Repeat, exactly and completely, the material that follows. Omit the pictures.

──────── Task input ────────

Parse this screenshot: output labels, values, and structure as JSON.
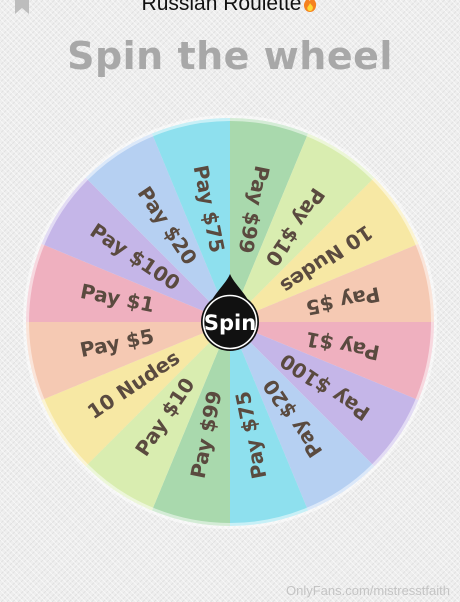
{
  "header": {
    "title": "Russian Roulette",
    "flame_icon": "fire-emoji",
    "bookmark_icon": "bookmark-icon"
  },
  "page": {
    "title": "Spin the wheel"
  },
  "wheel": {
    "spin_label": "Spin",
    "segments": [
      {
        "label": "Pay $99",
        "color": "#a9d9ad"
      },
      {
        "label": "Pay $10",
        "color": "#d9edb0"
      },
      {
        "label": "10 Nudes",
        "color": "#f7e8a4"
      },
      {
        "label": "Pay $5",
        "color": "#f5c9b3"
      },
      {
        "label": "Pay $1",
        "color": "#efb0bf"
      },
      {
        "label": "Pay $100",
        "color": "#c5b6e8"
      },
      {
        "label": "Pay $20",
        "color": "#b6d0f2"
      },
      {
        "label": "Pay $75",
        "color": "#8ee0ee"
      },
      {
        "label": "Pay $99",
        "color": "#a9d9ad"
      },
      {
        "label": "Pay $10",
        "color": "#d9edb0"
      },
      {
        "label": "10 Nudes",
        "color": "#f7e8a4"
      },
      {
        "label": "Pay $5",
        "color": "#f5c9b3"
      },
      {
        "label": "Pay $1",
        "color": "#efb0bf"
      },
      {
        "label": "Pay $100",
        "color": "#c5b6e8"
      },
      {
        "label": "Pay $20",
        "color": "#b6d0f2"
      },
      {
        "label": "Pay $75",
        "color": "#8ee0ee"
      }
    ],
    "text_color": "#5a4a3f"
  },
  "footer": {
    "watermark": "OnlyFans.com/mistresstfaith"
  }
}
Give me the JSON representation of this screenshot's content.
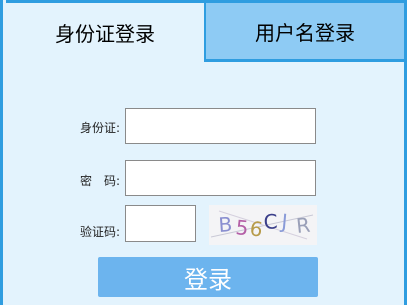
{
  "tabs": [
    {
      "label": "身份证登录",
      "active": true
    },
    {
      "label": "用户名登录",
      "active": false
    }
  ],
  "form": {
    "id_label": "身份证:",
    "id_value": "",
    "password_label": "密　码:",
    "password_value": "",
    "captcha_label": "验证码:",
    "captcha_value": "",
    "captcha_text": "B56CJR",
    "captcha_chars": [
      "B",
      "5",
      "6",
      "C",
      "J",
      "R"
    ],
    "captcha_colors": [
      "#8a8fd0",
      "#b45fa6",
      "#b79b4a",
      "#3b3f8a",
      "#8a9bd8",
      "#9aa0b8"
    ]
  },
  "login_button": "登录",
  "colors": {
    "border": "#2f9de0",
    "panel": "#e3f3fd",
    "inactive_tab": "#8ecbf4",
    "button": "#6cb4ee"
  }
}
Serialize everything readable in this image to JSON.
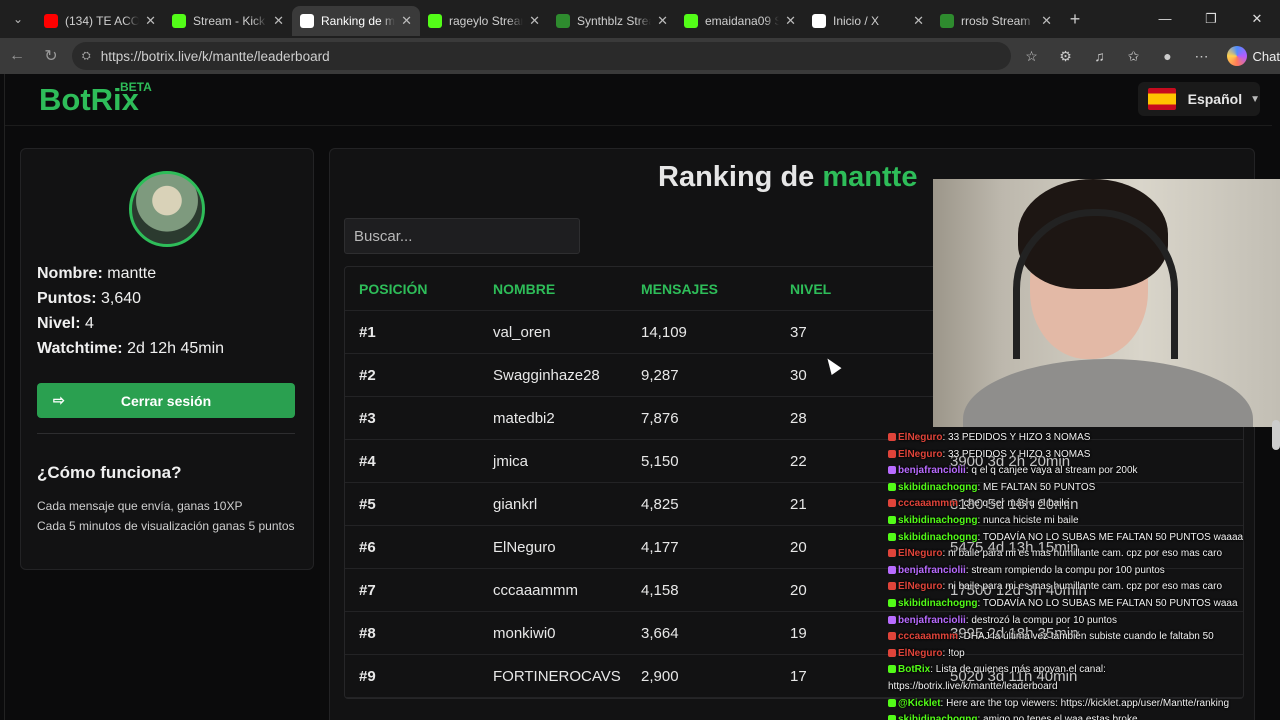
{
  "browser": {
    "tabs": [
      {
        "title": "(134) TE ACORD",
        "icon": "youtube-icon",
        "color": "#ff0000"
      },
      {
        "title": "Stream - Kick D",
        "icon": "kick-icon",
        "color": "#53fc18"
      },
      {
        "title": "Ranking de ma",
        "icon": "botrix-icon",
        "color": "#ffffff",
        "active": true
      },
      {
        "title": "rageylo Stream",
        "icon": "kick-icon",
        "color": "#53fc18"
      },
      {
        "title": "Synthblz Stream",
        "icon": "kick-icon",
        "color": "#2e8b2e"
      },
      {
        "title": "emaidana09 Str",
        "icon": "kick-icon",
        "color": "#53fc18"
      },
      {
        "title": "Inicio / X",
        "icon": "x-icon",
        "color": "#ffffff"
      },
      {
        "title": "rrosb Stream",
        "icon": "kick-icon",
        "color": "#2e8b2e"
      }
    ],
    "url": "https://botrix.live/k/mantte/leaderboard",
    "chat_label": "Chat"
  },
  "site": {
    "logo": "BotRix",
    "beta": "BETA",
    "language": "Español"
  },
  "profile": {
    "name_label": "Nombre:",
    "name": "mantte",
    "points_label": "Puntos:",
    "points": "3,640",
    "level_label": "Nivel:",
    "level": "4",
    "watch_label": "Watchtime:",
    "watch": "2d 12h 45min",
    "logout": "Cerrar sesión",
    "how_title": "¿Cómo funciona?",
    "how_lines": [
      "Cada mensaje que envía, ganas 10XP",
      "Cada 5 minutos de visualización ganas 5 puntos"
    ]
  },
  "ranking": {
    "title_prefix": "Ranking de",
    "title_name": "mantte",
    "search_placeholder": "Buscar...",
    "headers": [
      "POSICIÓN",
      "NOMBRE",
      "MENSAJES",
      "NIVEL"
    ],
    "rows": [
      [
        "#1",
        "val_oren",
        "14,109",
        "37"
      ],
      [
        "#2",
        "Swagginhaze28",
        "9,287",
        "30"
      ],
      [
        "#3",
        "matedbi2",
        "7,876",
        "28"
      ],
      [
        "#4",
        "jmica",
        "5,150",
        "22"
      ],
      [
        "#5",
        "giankrl",
        "4,825",
        "21"
      ],
      [
        "#6",
        "ElNeguro",
        "4,177",
        "20"
      ],
      [
        "#7",
        "cccaaammm",
        "4,158",
        "20"
      ],
      [
        "#8",
        "monkiwi0",
        "3,664",
        "19"
      ],
      [
        "#9",
        "FORTINEROCAVS",
        "2,900",
        "17"
      ]
    ],
    "ghost_values": [
      "3900  3d 2h 20min",
      "8180  5d 16h 20min",
      "5475  4d 13h 15min",
      "17500  12d 3h 40min",
      "3995  2d 18h 35min",
      "5020  3d 11h 40min"
    ]
  },
  "chat": [
    {
      "user": "ElNeguro",
      "color": "#e0443a",
      "text": ": 33 PEDIDOS Y HIZO 3 NOMAS"
    },
    {
      "user": "ElNeguro",
      "color": "#e0443a",
      "text": ": 33 PEDIDOS Y HIZO 3 NOMAS"
    },
    {
      "user": "benjafranciolii",
      "color": "#b86bff",
      "text": ": q el q canjee vaya al stream por 200k"
    },
    {
      "user": "skibidinachogng",
      "color": "#53fc18",
      "text": ": ME FALTAN 50 PUNTOS"
    },
    {
      "user": "cccaaammm",
      "color": "#e0443a",
      "text": ": che q ser más q el baile"
    },
    {
      "user": "skibidinachogng",
      "color": "#53fc18",
      "text": ": nunca hiciste mi baile"
    },
    {
      "user": "skibidinachogng",
      "color": "#53fc18",
      "text": ": TODAVÍA NO LO SUBAS ME FALTAN 50 PUNTOS waaaa"
    },
    {
      "user": "ElNeguro",
      "color": "#e0443a",
      "text": ": ni baile para mi es mas humillante cam. cpz por eso mas caro"
    },
    {
      "user": "benjafranciolii",
      "color": "#b86bff",
      "text": ": stream rompiendo la compu por 100 puntos"
    },
    {
      "user": "ElNeguro",
      "color": "#e0443a",
      "text": ": ni baile para mi es mas humillante cam. cpz por eso mas caro"
    },
    {
      "user": "skibidinachogng",
      "color": "#53fc18",
      "text": ": TODAVÍA NO LO SUBAS ME FALTAN 50 PUNTOS waaa"
    },
    {
      "user": "benjafranciolii",
      "color": "#b86bff",
      "text": ": destrozó la compu por 10 puntos"
    },
    {
      "user": "cccaaammm",
      "color": "#e0443a",
      "text": ": DHAJ la última vez también subiste cuando le faltabn 50"
    },
    {
      "user": "ElNeguro",
      "color": "#e0443a",
      "text": ": !top"
    },
    {
      "user": "BotRix",
      "color": "#53fc18",
      "text": ": Lista de quienes más apoyan el canal:"
    },
    {
      "user": "",
      "color": "#ffffff",
      "text": "https://botrix.live/k/mantte/leaderboard"
    },
    {
      "user": "@Kicklet",
      "color": "#53fc18",
      "text": ": Here are the top viewers: https://kicklet.app/user/Mantte/ranking"
    },
    {
      "user": "skibidinachogng",
      "color": "#53fc18",
      "text": ": amigo no tenes el waa estas broke"
    }
  ]
}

────────

Written solution
Parse this screenshot: output labels, values, and structure as JSON.
{
  "header": {
    "title": "Russian Roulette",
    "flame_icon": "fire-emoji",
    "bookmark_icon": "bookmark-icon"
  },
  "page": {
    "title": "Spin the wheel"
  },
  "wheel": {
    "spin_label": "Spin",
    "segments": [
      {
        "label": "Pay $99",
        "color": "#a9d9ad"
      },
      {
        "label": "Pay $10",
        "color": "#d9edb0"
      },
      {
        "label": "10 Nudes",
        "color": "#f7e8a4"
      },
      {
        "label": "Pay $5",
        "color": "#f5c9b3"
      },
      {
        "label": "Pay $1",
        "color": "#efb0bf"
      },
      {
        "label": "Pay $100",
        "color": "#c5b6e8"
      },
      {
        "label": "Pay $20",
        "color": "#b6d0f2"
      },
      {
        "label": "Pay $75",
        "color": "#8ee0ee"
      },
      {
        "label": "Pay $99",
        "color": "#a9d9ad"
      },
      {
        "label": "Pay $10",
        "color": "#d9edb0"
      },
      {
        "label": "10 Nudes",
        "color": "#f7e8a4"
      },
      {
        "label": "Pay $5",
        "color": "#f5c9b3"
      },
      {
        "label": "Pay $1",
        "color": "#efb0bf"
      },
      {
        "label": "Pay $100",
        "color": "#c5b6e8"
      },
      {
        "label": "Pay $20",
        "color": "#b6d0f2"
      },
      {
        "label": "Pay $75",
        "color": "#8ee0ee"
      }
    ],
    "text_color": "#5a4a3f"
  },
  "footer": {
    "watermark": "OnlyFans.com/mistresstfaith"
  }
}
Give me the JSON representation of this screenshot's content.
{
  "tabs": [
    {
      "label": "身份证登录",
      "active": true
    },
    {
      "label": "用户名登录",
      "active": false
    }
  ],
  "form": {
    "id_label": "身份证:",
    "id_value": "",
    "password_label": "密　码:",
    "password_value": "",
    "captcha_label": "验证码:",
    "captcha_value": "",
    "captcha_text": "B56CJR",
    "captcha_chars": [
      "B",
      "5",
      "6",
      "C",
      "J",
      "R"
    ],
    "captcha_colors": [
      "#8a8fd0",
      "#b45fa6",
      "#b79b4a",
      "#3b3f8a",
      "#8a9bd8",
      "#9aa0b8"
    ]
  },
  "login_button": "登录",
  "colors": {
    "border": "#2f9de0",
    "panel": "#e3f3fd",
    "inactive_tab": "#8ecbf4",
    "button": "#6cb4ee"
  }
}
Serialize everything readable in this image to JSON.
{
  "browser": {
    "tabs": [
      {
        "title": "(134) TE ACORD",
        "icon": "youtube-icon",
        "color": "#ff0000"
      },
      {
        "title": "Stream - Kick D",
        "icon": "kick-icon",
        "color": "#53fc18"
      },
      {
        "title": "Ranking de ma",
        "icon": "botrix-icon",
        "color": "#ffffff",
        "active": true
      },
      {
        "title": "rageylo Stream",
        "icon": "kick-icon",
        "color": "#53fc18"
      },
      {
        "title": "Synthblz Stream",
        "icon": "kick-icon",
        "color": "#2e8b2e"
      },
      {
        "title": "emaidana09 Str",
        "icon": "kick-icon",
        "color": "#53fc18"
      },
      {
        "title": "Inicio / X",
        "icon": "x-icon",
        "color": "#ffffff"
      },
      {
        "title": "rrosb Stream",
        "icon": "kick-icon",
        "color": "#2e8b2e"
      }
    ],
    "url": "https://botrix.live/k/mantte/leaderboard",
    "chat_label": "Chat"
  },
  "site": {
    "logo": "BotRix",
    "beta": "BETA",
    "language": "Español"
  },
  "profile": {
    "name_label": "Nombre:",
    "name": "mantte",
    "points_label": "Puntos:",
    "points": "3,640",
    "level_label": "Nivel:",
    "level": "4",
    "watch_label": "Watchtime:",
    "watch": "2d 12h 45min",
    "logout": "Cerrar sesión",
    "how_title": "¿Cómo funciona?",
    "how_lines": [
      "Cada mensaje que envía, ganas 10XP",
      "Cada 5 minutos de visualización ganas 5 puntos"
    ]
  },
  "ranking": {
    "title_prefix": "Ranking de",
    "title_name": "mantte",
    "search_placeholder": "Buscar...",
    "headers": [
      "POSICIÓN",
      "NOMBRE",
      "MENSAJES",
      "NIVEL"
    ],
    "rows": [
      [
        "#1",
        "val_oren",
        "14,109",
        "37"
      ],
      [
        "#2",
        "Swagginhaze28",
        "9,287",
        "30"
      ],
      [
        "#3",
        "matedbi2",
        "7,876",
        "28"
      ],
      [
        "#4",
        "jmica",
        "5,150",
        "22"
      ],
      [
        "#5",
        "giankrl",
        "4,825",
        "21"
      ],
      [
        "#6",
        "ElNeguro",
        "4,177",
        "20"
      ],
      [
        "#7",
        "cccaaammm",
        "4,158",
        "20"
      ],
      [
        "#8",
        "monkiwi0",
        "3,664",
        "19"
      ],
      [
        "#9",
        "FORTINEROCAVS",
        "2,900",
        "17"
      ]
    ],
    "ghost_values": [
      "3900  3d 2h 20min",
      "8180  5d 16h 20min",
      "5475  4d 13h 15min",
      "17500  12d 3h 40min",
      "3995  2d 18h 35min",
      "5020  3d 11h 40min"
    ]
  },
  "chat": [
    {
      "user": "ElNeguro",
      "color": "#e0443a",
      "text": ": 33 PEDIDOS Y HIZO 3 NOMAS"
    },
    {
      "user": "ElNeguro",
      "color": "#e0443a",
      "text": ": 33 PEDIDOS Y HIZO 3 NOMAS"
    },
    {
      "user": "benjafranciolii",
      "color": "#b86bff",
      "text": ": q el q canjee vaya al stream por 200k"
    },
    {
      "user": "skibidinachogng",
      "color": "#53fc18",
      "text": ": ME FALTAN 50 PUNTOS"
    },
    {
      "user": "cccaaammm",
      "color": "#e0443a",
      "text": ": che q ser más q el baile"
    },
    {
      "user": "skibidinachogng",
      "color": "#53fc18",
      "text": ": nunca hiciste mi baile"
    },
    {
      "user": "skibidinachogng",
      "color": "#53fc18",
      "text": ": TODAVÍA NO LO SUBAS ME FALTAN 50 PUNTOS waaaa"
    },
    {
      "user": "ElNeguro",
      "color": "#e0443a",
      "text": ": ni baile para mi es mas humillante cam. cpz por eso mas caro"
    },
    {
      "user": "benjafranciolii",
      "color": "#b86bff",
      "text": ": stream rompiendo la compu por 100 puntos"
    },
    {
      "user": "ElNeguro",
      "color": "#e0443a",
      "text": ": ni baile para mi es mas humillante cam. cpz por eso mas caro"
    },
    {
      "user": "skibidinachogng",
      "color": "#53fc18",
      "text": ": TODAVÍA NO LO SUBAS ME FALTAN 50 PUNTOS waaa"
    },
    {
      "user": "benjafranciolii",
      "color": "#b86bff",
      "text": ": destrozó la compu por 10 puntos"
    },
    {
      "user": "cccaaammm",
      "color": "#e0443a",
      "text": ": DHAJ la última vez también subiste cuando le faltabn 50"
    },
    {
      "user": "ElNeguro",
      "color": "#e0443a",
      "text": ": !top"
    },
    {
      "user": "BotRix",
      "color": "#53fc18",
      "text": ": Lista de quienes más apoyan el canal:"
    },
    {
      "user": "",
      "color": "#ffffff",
      "text": "https://botrix.live/k/mantte/leaderboard"
    },
    {
      "user": "@Kicklet",
      "color": "#53fc18",
      "text": ": Here are the top viewers: https://kicklet.app/user/Mantte/ranking"
    },
    {
      "user": "skibidinachogng",
      "color": "#53fc18",
      "text": ": amigo no tenes el waa estas broke"
    }
  ]
}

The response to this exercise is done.